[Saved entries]
********
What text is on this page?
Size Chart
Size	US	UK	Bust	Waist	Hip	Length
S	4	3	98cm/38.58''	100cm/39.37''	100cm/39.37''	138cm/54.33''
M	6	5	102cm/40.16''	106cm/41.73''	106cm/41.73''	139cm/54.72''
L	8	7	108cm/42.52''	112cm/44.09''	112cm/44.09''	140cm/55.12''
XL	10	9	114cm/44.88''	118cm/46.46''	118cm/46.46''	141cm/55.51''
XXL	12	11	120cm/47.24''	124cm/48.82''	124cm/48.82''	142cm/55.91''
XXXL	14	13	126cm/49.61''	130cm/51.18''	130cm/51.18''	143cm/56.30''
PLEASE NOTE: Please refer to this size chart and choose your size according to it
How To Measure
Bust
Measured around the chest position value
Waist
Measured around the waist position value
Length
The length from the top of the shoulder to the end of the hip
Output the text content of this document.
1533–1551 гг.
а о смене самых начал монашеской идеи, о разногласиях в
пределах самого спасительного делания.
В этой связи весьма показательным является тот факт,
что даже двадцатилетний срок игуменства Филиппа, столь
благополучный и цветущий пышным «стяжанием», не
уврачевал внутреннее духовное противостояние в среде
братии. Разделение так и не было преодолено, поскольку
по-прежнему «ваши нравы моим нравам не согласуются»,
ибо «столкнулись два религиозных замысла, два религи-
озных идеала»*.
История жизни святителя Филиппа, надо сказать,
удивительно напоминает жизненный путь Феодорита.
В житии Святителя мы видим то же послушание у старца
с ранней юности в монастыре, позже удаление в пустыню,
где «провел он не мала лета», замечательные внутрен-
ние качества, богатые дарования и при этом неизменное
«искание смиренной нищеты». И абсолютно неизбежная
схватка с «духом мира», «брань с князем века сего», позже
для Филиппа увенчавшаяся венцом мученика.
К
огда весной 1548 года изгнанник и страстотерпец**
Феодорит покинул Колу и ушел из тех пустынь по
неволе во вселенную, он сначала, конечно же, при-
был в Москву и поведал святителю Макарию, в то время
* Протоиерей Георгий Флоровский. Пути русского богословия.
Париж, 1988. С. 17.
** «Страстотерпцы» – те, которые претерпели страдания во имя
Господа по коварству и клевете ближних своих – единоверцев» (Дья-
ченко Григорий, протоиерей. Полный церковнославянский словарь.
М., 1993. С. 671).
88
********
→ Work instructions:
Look through the records and count each line that holds "позже". Write only the total.

→ Task output:
2